→ **Written request**: Show each line from the listing that includes the word "display".

(Extracted data entries)
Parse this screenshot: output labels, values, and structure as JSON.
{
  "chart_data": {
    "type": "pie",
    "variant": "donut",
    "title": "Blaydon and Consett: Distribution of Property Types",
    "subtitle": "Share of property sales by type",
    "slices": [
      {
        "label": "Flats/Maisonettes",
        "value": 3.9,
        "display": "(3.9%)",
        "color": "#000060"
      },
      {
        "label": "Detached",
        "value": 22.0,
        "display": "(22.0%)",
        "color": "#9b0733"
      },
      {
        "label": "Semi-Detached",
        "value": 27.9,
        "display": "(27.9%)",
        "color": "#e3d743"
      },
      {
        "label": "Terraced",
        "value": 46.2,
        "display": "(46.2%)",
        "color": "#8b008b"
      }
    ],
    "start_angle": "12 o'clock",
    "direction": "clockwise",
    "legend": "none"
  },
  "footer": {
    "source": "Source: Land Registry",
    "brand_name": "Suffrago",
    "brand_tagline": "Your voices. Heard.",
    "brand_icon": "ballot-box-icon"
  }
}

--

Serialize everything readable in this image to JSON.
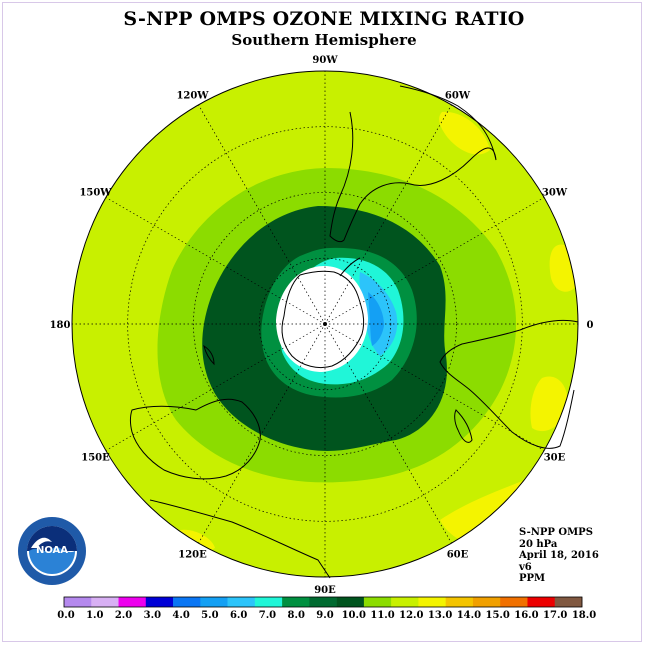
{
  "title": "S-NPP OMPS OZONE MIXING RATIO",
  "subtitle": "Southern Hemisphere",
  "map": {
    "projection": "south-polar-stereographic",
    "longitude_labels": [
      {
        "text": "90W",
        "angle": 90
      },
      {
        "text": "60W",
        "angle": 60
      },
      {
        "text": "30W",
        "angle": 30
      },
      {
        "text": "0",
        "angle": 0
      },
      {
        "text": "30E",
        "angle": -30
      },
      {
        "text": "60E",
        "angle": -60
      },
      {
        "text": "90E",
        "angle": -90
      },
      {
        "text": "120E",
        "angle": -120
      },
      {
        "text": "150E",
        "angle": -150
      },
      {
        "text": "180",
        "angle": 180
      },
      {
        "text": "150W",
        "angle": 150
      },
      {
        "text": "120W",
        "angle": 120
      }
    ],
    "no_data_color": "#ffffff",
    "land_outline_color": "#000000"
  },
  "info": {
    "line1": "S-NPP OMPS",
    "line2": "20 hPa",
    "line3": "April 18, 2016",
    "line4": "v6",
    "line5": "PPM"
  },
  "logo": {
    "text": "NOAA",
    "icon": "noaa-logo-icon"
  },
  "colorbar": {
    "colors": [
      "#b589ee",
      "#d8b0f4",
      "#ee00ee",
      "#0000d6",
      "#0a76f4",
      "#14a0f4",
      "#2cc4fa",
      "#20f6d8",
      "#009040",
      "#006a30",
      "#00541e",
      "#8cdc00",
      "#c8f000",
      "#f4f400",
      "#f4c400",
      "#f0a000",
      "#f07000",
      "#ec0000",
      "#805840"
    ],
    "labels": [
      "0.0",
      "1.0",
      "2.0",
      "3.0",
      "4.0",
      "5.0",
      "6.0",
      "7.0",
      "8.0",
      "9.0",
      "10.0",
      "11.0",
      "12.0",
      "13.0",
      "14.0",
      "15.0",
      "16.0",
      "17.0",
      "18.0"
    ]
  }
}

* * *

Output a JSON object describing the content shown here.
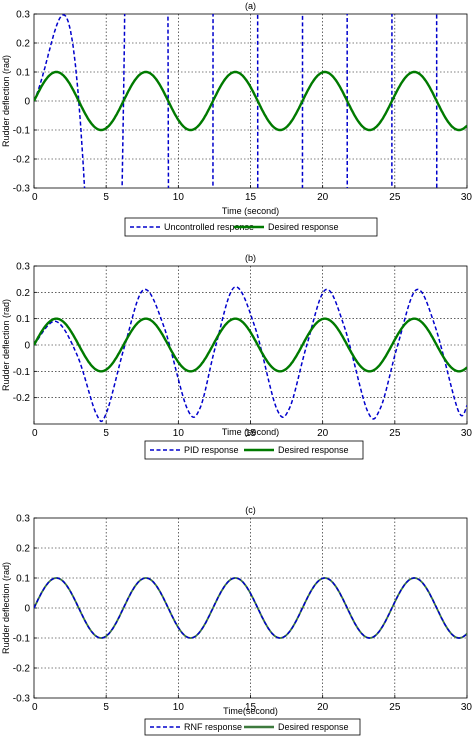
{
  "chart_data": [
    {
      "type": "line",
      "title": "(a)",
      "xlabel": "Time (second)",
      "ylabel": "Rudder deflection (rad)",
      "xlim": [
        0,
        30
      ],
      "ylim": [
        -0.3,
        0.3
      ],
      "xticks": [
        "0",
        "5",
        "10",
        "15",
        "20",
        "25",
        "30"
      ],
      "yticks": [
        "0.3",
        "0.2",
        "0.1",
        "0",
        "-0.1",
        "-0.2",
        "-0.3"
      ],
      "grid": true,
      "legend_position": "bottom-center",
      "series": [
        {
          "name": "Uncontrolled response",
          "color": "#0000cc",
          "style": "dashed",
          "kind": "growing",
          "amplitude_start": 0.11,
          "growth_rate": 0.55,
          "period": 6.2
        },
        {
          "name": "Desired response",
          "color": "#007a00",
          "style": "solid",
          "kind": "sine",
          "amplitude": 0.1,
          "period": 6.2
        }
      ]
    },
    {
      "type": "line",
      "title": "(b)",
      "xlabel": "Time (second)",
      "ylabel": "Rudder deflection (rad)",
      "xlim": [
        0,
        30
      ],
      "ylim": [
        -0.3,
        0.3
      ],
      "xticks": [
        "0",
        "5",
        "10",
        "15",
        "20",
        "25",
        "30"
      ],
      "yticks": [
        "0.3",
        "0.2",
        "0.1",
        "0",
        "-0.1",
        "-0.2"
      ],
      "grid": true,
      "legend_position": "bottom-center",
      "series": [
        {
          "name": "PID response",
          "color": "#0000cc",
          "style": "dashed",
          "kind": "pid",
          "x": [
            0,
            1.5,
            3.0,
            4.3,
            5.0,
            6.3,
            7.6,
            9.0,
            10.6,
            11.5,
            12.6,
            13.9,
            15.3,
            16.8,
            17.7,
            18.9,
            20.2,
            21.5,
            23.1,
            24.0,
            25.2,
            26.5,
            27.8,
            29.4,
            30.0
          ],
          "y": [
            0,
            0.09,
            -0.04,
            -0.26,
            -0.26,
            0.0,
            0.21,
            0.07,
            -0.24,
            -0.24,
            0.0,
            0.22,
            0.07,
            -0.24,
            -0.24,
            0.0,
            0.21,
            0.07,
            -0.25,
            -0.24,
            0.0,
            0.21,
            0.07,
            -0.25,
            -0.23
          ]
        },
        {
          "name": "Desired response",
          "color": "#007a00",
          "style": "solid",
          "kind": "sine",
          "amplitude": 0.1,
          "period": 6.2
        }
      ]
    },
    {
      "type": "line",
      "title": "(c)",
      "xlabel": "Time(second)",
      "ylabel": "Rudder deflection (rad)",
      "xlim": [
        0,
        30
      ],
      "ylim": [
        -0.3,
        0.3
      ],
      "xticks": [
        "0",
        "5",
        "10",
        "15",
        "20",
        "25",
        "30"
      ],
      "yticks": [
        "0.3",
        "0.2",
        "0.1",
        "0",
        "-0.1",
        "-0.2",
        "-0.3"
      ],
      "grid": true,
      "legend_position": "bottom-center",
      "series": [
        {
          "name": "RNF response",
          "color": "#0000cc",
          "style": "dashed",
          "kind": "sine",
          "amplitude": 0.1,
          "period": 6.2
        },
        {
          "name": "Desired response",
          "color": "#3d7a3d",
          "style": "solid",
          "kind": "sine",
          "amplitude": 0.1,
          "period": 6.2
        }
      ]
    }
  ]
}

→ **Complete response**:
        "display": "(3.9%)",
        "display": "(22.0%)",
        "display": "(27.9%)",
        "display": "(46.2%)",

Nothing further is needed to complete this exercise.